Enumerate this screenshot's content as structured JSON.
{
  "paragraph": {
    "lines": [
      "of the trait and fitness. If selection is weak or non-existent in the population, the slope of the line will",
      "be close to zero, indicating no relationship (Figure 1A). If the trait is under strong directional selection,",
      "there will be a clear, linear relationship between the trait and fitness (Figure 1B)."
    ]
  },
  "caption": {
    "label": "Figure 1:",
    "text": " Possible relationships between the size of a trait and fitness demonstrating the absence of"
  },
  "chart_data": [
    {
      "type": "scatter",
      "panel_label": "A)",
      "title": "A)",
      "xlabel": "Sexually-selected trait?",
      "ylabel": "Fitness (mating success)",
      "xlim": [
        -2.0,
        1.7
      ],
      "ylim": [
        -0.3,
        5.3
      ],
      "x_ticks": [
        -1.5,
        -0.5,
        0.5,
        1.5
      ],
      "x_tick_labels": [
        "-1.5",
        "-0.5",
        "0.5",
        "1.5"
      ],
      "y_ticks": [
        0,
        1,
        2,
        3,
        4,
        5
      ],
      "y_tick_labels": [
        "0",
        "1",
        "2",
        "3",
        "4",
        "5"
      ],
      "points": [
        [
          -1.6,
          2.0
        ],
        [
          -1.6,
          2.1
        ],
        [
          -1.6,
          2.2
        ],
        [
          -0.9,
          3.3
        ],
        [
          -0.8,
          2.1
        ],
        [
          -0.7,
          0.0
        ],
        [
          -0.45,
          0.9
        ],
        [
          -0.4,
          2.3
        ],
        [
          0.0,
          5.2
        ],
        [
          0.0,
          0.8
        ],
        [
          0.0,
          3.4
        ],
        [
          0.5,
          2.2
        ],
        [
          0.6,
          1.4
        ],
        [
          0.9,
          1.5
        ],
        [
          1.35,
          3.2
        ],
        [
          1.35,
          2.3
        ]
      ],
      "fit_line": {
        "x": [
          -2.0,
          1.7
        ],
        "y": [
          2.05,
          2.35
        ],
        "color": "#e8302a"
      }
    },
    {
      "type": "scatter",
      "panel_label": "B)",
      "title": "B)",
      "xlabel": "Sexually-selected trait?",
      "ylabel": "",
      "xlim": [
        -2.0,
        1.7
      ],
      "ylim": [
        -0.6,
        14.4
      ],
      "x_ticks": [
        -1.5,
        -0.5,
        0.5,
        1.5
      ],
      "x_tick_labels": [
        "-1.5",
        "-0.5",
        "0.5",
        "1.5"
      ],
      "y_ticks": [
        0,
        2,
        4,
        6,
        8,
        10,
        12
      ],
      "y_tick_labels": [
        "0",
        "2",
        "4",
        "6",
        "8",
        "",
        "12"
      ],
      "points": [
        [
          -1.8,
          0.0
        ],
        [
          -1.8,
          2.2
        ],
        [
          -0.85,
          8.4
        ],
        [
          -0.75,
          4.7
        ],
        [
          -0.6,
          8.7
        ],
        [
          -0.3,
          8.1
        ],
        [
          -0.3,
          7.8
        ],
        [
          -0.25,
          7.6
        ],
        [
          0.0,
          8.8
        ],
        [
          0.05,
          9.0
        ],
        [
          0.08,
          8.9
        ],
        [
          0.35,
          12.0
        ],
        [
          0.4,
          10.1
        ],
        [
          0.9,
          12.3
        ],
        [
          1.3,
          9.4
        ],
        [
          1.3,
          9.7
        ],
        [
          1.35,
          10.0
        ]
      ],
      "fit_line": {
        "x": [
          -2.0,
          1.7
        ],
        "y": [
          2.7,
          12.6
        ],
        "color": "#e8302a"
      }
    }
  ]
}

» **EXERCISE OBJECTIVE**:
Print out the whole listing exactly as it appears.

» **WRITTEN RESPONSE**:
Enumerate this screenshot's content as structured JSON.
{
  "paragraph": {
    "lines": [
      "of the trait and fitness. If selection is weak or non-existent in the population, the slope of the line will",
      "be close to zero, indicating no relationship (Figure 1A). If the trait is under strong directional selection,",
      "there will be a clear, linear relationship between the trait and fitness (Figure 1B)."
    ]
  },
  "caption": {
    "label": "Figure 1:",
    "text": " Possible relationships between the size of a trait and fitness demonstrating the absence of"
  },
  "chart_data": [
    {
      "type": "scatter",
      "panel_label": "A)",
      "title": "A)",
      "xlabel": "Sexually-selected trait?",
      "ylabel": "Fitness (mating success)",
      "xlim": [
        -2.0,
        1.7
      ],
      "ylim": [
        -0.3,
        5.3
      ],
      "x_ticks": [
        -1.5,
        -0.5,
        0.5,
        1.5
      ],
      "x_tick_labels": [
        "-1.5",
        "-0.5",
        "0.5",
        "1.5"
      ],
      "y_ticks": [
        0,
        1,
        2,
        3,
        4,
        5
      ],
      "y_tick_labels": [
        "0",
        "1",
        "2",
        "3",
        "4",
        "5"
      ],
      "points": [
        [
          -1.6,
          2.0
        ],
        [
          -1.6,
          2.1
        ],
        [
          -1.6,
          2.2
        ],
        [
          -0.9,
          3.3
        ],
        [
          -0.8,
          2.1
        ],
        [
          -0.7,
          0.0
        ],
        [
          -0.45,
          0.9
        ],
        [
          -0.4,
          2.3
        ],
        [
          0.0,
          5.2
        ],
        [
          0.0,
          0.8
        ],
        [
          0.0,
          3.4
        ],
        [
          0.5,
          2.2
        ],
        [
          0.6,
          1.4
        ],
        [
          0.9,
          1.5
        ],
        [
          1.35,
          3.2
        ],
        [
          1.35,
          2.3
        ]
      ],
      "fit_line": {
        "x": [
          -2.0,
          1.7
        ],
        "y": [
          2.05,
          2.35
        ],
        "color": "#e8302a"
      }
    },
    {
      "type": "scatter",
      "panel_label": "B)",
      "title": "B)",
      "xlabel": "Sexually-selected trait?",
      "ylabel": "",
      "xlim": [
        -2.0,
        1.7
      ],
      "ylim": [
        -0.6,
        14.4
      ],
      "x_ticks": [
        -1.5,
        -0.5,
        0.5,
        1.5
      ],
      "x_tick_labels": [
        "-1.5",
        "-0.5",
        "0.5",
        "1.5"
      ],
      "y_ticks": [
        0,
        2,
        4,
        6,
        8,
        10,
        12
      ],
      "y_tick_labels": [
        "0",
        "2",
        "4",
        "6",
        "8",
        "",
        "12"
      ],
      "points": [
        [
          -1.8,
          0.0
        ],
        [
          -1.8,
          2.2
        ],
        [
          -0.85,
          8.4
        ],
        [
          -0.75,
          4.7
        ],
        [
          -0.6,
          8.7
        ],
        [
          -0.3,
          8.1
        ],
        [
          -0.3,
          7.8
        ],
        [
          -0.25,
          7.6
        ],
        [
          0.0,
          8.8
        ],
        [
          0.05,
          9.0
        ],
        [
          0.08,
          8.9
        ],
        [
          0.35,
          12.0
        ],
        [
          0.4,
          10.1
        ],
        [
          0.9,
          12.3
        ],
        [
          1.3,
          9.4
        ],
        [
          1.3,
          9.7
        ],
        [
          1.35,
          10.0
        ]
      ],
      "fit_line": {
        "x": [
          -2.0,
          1.7
        ],
        "y": [
          2.7,
          12.6
        ],
        "color": "#e8302a"
      }
    }
  ]
}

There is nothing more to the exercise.